▸ Consigne A
D'après le texte sur les attentats en Turquie, à quelle date les explosions de Reyhanli ont-elles eu lieu ?
▸ Consigne B
Dans le texte sur les attentats en Turquie, recopiez tout ce qui va de « Les explosions dans » jusqu'à « l'armée de Turquie. ».

Opinion
Attentats en
Turquie :
la vengeance ou une guerre de
provocation
Nikita
Sorokine
Photo: EPA
Mercredi 15 mai
2013 Les versions des buts et des
commanditaires de l'attentat en
Turquie ne sont point variées.
Tandis que les conséquences des
explosions à Reyhanli peuvent
représenter une menace à l'ensemble
du continent.
Les explosions dans
la ville turque située à la
frontière avec la Syrie ont été
organisées le 11 mai sur l'ordre de
Damas et ont visé les réfugiés
syriens. Telle est la version
énoncée par le chef du gouvernement
turc, Recep Tayyip Erdogan. Damas
trouve, au contraire, que les
attentats ont été menés par des
services secrets turcs en vue de
provoquer, en fin de compte,
l'invasion du territoire de Syrie
par l'armée de Turquie.
Le premier ministre
Erdogan a déclaré que son pays ne
cédera pas à la provocation, tandis
que le vice-premier ministre syrien
Qadri Jamil a mis en doute, en
public, le fait que la Turquie était
prête à une grande guerre : « Je ne
pense pas que la Turquie est en
mesure de mener une guerre, ils sont
en proie à une guerre intérieure
depuis 30 ans ».
L'expert de
l'Institut d'orientalisme appliqué
et d'africanisme Saïd Gafourov
estime qu'au premier chef il
faudrait analyser la version la plus
véridique de ces attentats :
Il
paraît qu'il s'agit des problèmes
turcs internes. Plus encore, des
conflits intercommunautaires turcs:
aussi bien interethniques
qu'interconfessionnels. Surtout si
l'on tient compte du fait qu'à
Alexandrette, à la frontière
turco-syrienne, la moitié de la
population sont des Arabes, il y a
aussi beaucoup de Kurdes et des
Turkmènes. Il y est des problèmes
entre les tribus, mais aussi entre
les alaouites et le gouvernement
sunnite. Erdogan qui parlait au
début de son droit à toute réaction,
ayant en vue la Syrie, a
cardinalement changé ses propos
depuis. Il est tout à fait évident
que les services secrets l'ont
informé que les Syriens n'y étaient
pour rien. Je crains que des
attentats puissent suivre en
représailles. Alors la situation en
Turquie pourra être aussi
déstabilisée qu'en Irak et au
Pakistan.
Pour ce qui est du
prétexte à l'invasion de la Syrie
par les troupes turques, Ankara n'en
a pas besoin, estime Saïd Gafourov.

▸ Documents sources
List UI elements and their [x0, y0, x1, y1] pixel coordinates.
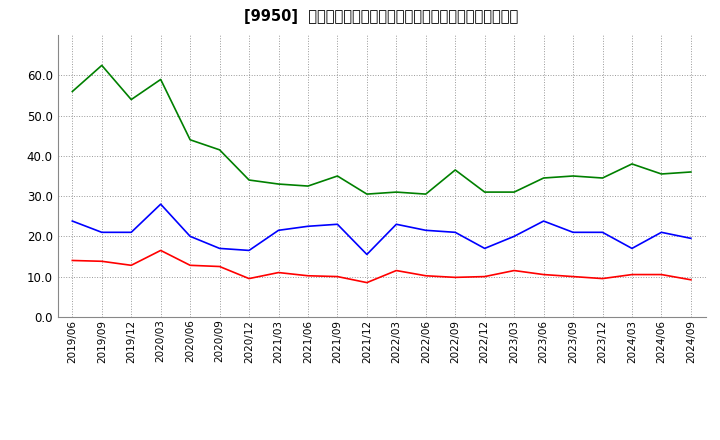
- Title: [9950]  売上債権回転率、買入債務回転率、在庫回転率の推移: [9950] 売上債権回転率、買入債務回転率、在庫回転率の推移: [245, 9, 518, 24]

▸ Réponse A
Le 11 mai.

▸ Réponse B
Les explosions dans
la ville turque située à la
frontière avec la Syrie ont été
organisées le 11 mai sur l'ordre de
Damas et ont visé les réfugiés
syriens. Telle est la version
énoncée par le chef du gouvernement
turc, Recep Tayyip Erdogan. Damas
trouve, au contraire, que les
attentats ont été menés par des
services secrets turcs en vue de
provoquer, en fin de compte,
l'invasion du territoire de Syrie
par l'armée de Turquie.